(Data records)
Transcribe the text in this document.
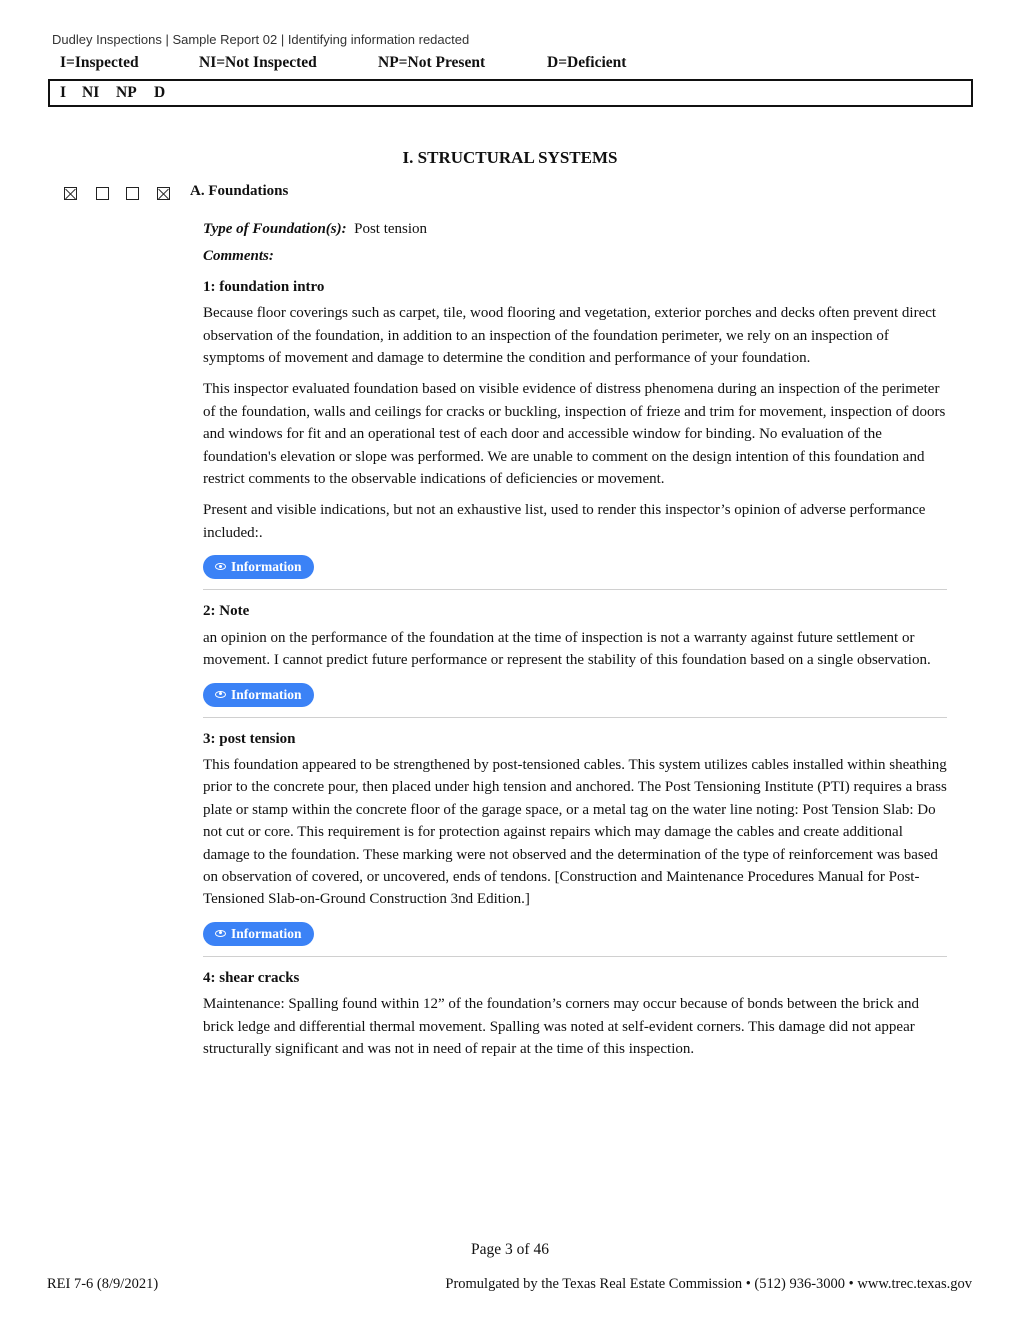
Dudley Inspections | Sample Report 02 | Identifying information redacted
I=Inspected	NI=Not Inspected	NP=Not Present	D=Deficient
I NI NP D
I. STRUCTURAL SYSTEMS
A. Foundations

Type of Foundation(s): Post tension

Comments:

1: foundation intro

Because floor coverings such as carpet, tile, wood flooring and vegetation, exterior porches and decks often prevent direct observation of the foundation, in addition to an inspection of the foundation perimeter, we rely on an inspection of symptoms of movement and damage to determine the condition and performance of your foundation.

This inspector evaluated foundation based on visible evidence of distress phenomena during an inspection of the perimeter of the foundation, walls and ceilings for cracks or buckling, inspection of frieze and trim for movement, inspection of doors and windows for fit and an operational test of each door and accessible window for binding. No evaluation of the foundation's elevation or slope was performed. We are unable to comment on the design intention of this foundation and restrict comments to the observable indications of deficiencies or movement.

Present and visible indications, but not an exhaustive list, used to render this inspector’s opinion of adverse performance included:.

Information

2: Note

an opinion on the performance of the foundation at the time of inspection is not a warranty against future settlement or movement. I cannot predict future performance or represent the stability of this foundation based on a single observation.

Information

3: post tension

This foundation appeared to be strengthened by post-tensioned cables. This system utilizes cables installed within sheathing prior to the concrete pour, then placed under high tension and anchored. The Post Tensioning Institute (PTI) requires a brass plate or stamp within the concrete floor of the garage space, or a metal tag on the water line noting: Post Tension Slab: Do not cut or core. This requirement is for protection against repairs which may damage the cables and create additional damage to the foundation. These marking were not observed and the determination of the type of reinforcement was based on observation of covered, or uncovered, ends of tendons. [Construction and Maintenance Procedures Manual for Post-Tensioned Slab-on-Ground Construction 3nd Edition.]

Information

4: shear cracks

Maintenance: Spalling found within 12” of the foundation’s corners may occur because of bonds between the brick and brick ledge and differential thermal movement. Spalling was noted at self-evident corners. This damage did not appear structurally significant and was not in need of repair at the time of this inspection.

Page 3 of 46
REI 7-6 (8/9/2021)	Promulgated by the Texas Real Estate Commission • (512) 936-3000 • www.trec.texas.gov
...
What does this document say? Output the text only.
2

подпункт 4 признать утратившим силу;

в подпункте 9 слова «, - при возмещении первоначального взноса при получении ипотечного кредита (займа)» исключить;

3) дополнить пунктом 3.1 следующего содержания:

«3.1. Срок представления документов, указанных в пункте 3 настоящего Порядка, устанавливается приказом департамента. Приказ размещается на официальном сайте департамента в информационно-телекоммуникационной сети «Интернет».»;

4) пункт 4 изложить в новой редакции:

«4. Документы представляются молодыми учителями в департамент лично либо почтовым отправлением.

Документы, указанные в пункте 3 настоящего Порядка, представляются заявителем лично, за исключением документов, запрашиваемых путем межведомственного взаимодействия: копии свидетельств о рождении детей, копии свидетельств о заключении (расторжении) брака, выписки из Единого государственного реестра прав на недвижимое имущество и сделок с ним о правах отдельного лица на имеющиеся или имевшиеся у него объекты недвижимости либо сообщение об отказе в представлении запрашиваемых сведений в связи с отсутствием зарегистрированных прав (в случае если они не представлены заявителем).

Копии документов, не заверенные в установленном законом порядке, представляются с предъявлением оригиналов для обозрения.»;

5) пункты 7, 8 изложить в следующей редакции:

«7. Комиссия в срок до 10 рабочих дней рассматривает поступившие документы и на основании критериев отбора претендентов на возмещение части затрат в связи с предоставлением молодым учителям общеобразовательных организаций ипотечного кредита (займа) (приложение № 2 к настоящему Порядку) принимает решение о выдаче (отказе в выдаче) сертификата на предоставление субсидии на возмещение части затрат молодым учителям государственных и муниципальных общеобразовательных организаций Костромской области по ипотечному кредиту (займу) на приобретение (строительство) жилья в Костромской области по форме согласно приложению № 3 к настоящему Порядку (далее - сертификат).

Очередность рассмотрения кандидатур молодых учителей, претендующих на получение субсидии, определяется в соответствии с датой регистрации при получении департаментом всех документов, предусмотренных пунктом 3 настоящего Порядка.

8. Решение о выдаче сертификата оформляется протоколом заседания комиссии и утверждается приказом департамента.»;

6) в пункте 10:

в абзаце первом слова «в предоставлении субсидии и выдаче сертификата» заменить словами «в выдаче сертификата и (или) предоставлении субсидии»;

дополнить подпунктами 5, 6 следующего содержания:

_Aim of the task_: Return all lines with the word "представляются" in them.

_Answer_:
«4. Документы представляются молодыми учителями в департамент лично либо почтовым отправлением.
Документы, указанные в пункте 3 настоящего Порядка, представляются заявителем лично, за исключением документов, запрашиваемых путем межведомственного взаимодействия: копии свидетельств о рождении детей, копии свидетельств о заключении (расторжении) брака, выписки из Единого государственного реестра прав на недвижимое имущество и сделок с ним о правах отдельного лица на имеющиеся или имевшиеся у него объекты недвижимости либо сообщение об отказе в представлении запрашиваемых сведений в связи с отсутствием зарегистрированных прав (в случае если они не представлены заявителем).
Копии документов, не заверенные в установленном законом порядке, представляются с предъявлением оригиналов для обозрения.»;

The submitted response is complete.